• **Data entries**
☆ ☆ ☆
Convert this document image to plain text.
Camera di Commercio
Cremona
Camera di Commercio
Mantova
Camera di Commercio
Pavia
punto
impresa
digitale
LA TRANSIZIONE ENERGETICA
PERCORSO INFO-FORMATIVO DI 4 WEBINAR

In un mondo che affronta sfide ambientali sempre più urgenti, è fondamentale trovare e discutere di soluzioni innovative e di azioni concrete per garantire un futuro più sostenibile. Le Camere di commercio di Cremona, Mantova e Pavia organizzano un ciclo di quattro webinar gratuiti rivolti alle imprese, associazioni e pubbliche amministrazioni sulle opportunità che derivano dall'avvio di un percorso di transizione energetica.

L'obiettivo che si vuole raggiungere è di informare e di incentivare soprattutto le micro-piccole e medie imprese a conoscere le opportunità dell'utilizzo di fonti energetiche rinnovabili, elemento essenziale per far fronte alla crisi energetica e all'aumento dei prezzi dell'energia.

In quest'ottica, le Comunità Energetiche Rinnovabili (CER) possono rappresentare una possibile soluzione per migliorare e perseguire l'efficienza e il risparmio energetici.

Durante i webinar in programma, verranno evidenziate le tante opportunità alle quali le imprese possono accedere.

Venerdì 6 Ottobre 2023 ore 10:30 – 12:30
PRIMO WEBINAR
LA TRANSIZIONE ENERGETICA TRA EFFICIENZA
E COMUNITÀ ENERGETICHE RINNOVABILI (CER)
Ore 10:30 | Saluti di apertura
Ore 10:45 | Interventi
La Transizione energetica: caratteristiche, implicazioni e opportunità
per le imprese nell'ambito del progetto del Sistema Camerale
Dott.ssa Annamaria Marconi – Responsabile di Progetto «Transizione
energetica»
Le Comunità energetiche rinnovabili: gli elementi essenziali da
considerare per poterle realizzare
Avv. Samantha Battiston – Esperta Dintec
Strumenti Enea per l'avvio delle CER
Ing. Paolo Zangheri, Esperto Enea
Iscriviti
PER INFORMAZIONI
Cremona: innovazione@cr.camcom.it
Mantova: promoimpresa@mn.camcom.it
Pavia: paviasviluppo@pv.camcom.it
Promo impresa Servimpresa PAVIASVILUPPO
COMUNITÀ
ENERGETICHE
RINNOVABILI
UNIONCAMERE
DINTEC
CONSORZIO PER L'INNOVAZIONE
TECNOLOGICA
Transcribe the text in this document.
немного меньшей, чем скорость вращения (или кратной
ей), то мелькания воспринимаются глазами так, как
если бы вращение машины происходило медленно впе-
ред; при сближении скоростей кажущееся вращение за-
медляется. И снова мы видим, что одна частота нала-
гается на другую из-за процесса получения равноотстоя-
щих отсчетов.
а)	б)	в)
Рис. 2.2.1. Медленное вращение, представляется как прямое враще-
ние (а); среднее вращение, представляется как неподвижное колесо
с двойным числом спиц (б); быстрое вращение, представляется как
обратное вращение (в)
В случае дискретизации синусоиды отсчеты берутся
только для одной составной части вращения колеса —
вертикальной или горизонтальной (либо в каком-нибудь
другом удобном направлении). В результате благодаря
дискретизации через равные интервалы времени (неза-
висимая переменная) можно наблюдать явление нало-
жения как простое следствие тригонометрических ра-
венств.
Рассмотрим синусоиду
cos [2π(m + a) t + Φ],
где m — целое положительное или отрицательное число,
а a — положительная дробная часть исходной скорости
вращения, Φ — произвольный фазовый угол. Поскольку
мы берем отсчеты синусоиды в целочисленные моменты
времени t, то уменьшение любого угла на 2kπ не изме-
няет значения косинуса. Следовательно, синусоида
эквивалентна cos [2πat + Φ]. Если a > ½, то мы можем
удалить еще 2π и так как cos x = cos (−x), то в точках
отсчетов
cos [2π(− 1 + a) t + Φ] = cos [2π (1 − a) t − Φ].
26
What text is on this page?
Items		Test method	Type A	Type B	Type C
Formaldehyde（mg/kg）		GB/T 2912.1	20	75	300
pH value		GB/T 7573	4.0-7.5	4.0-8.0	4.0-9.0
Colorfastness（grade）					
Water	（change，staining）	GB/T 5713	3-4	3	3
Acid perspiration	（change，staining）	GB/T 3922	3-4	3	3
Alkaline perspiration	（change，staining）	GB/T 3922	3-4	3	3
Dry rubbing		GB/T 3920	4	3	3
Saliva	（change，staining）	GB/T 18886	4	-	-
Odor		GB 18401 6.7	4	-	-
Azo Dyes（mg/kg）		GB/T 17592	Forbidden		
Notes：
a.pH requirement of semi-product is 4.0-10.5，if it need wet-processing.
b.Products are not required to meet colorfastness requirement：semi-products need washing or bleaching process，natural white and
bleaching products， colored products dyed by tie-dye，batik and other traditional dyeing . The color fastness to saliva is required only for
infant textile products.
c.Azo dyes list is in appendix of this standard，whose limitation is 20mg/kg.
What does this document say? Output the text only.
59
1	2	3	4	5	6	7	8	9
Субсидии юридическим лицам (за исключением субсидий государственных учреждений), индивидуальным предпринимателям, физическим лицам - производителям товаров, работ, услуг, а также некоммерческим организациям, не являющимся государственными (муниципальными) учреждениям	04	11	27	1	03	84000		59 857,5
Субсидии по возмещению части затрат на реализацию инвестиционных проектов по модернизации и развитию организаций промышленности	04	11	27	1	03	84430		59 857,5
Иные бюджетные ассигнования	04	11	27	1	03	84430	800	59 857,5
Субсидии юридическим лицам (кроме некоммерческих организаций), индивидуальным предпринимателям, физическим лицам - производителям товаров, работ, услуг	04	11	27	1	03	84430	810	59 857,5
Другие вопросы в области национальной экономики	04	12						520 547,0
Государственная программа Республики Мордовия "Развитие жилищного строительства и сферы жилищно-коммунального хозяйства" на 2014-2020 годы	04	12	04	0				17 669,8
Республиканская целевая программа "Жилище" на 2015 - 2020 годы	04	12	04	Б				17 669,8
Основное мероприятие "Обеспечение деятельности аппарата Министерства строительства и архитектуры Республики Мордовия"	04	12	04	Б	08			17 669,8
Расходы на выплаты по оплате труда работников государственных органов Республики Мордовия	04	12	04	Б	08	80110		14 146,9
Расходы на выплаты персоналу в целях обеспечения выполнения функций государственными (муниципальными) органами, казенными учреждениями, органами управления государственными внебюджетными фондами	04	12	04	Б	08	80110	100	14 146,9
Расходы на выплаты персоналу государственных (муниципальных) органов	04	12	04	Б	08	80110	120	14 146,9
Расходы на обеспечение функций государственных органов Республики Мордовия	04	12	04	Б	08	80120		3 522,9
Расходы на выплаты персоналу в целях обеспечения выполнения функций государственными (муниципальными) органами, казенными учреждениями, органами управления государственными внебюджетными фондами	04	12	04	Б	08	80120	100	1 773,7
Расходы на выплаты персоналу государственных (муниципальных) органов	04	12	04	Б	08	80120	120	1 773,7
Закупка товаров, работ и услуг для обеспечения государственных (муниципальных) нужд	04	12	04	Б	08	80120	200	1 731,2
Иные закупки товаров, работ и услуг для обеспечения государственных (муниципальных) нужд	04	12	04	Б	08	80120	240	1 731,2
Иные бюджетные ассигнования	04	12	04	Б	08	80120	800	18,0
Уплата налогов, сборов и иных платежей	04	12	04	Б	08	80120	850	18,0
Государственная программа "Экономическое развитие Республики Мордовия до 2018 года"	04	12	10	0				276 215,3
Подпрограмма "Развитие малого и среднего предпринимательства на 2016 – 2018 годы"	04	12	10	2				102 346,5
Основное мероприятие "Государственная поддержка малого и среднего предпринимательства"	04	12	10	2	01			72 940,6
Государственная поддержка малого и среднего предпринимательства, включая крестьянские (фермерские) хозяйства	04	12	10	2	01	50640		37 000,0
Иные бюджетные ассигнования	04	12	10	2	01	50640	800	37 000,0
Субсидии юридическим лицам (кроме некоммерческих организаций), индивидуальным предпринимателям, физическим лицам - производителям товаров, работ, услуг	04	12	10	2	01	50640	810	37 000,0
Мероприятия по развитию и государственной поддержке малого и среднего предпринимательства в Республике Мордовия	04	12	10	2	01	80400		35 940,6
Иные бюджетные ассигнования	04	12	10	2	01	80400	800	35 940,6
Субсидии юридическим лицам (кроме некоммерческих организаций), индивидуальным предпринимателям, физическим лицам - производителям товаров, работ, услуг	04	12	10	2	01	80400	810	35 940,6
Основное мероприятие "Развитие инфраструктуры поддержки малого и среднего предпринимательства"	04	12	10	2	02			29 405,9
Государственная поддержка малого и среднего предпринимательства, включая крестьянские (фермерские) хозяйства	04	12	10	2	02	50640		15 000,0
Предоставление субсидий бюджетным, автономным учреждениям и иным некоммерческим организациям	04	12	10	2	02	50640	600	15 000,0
☆ ☆ ☆
• **DIRECTIONS**
List all lines from the entries that include the word "отсчеты".

• **THE COMPLETED TASK**
В случае дискретизации синусоиды отсчеты берутся
мы берем отсчеты синусоиды в целочисленные моменты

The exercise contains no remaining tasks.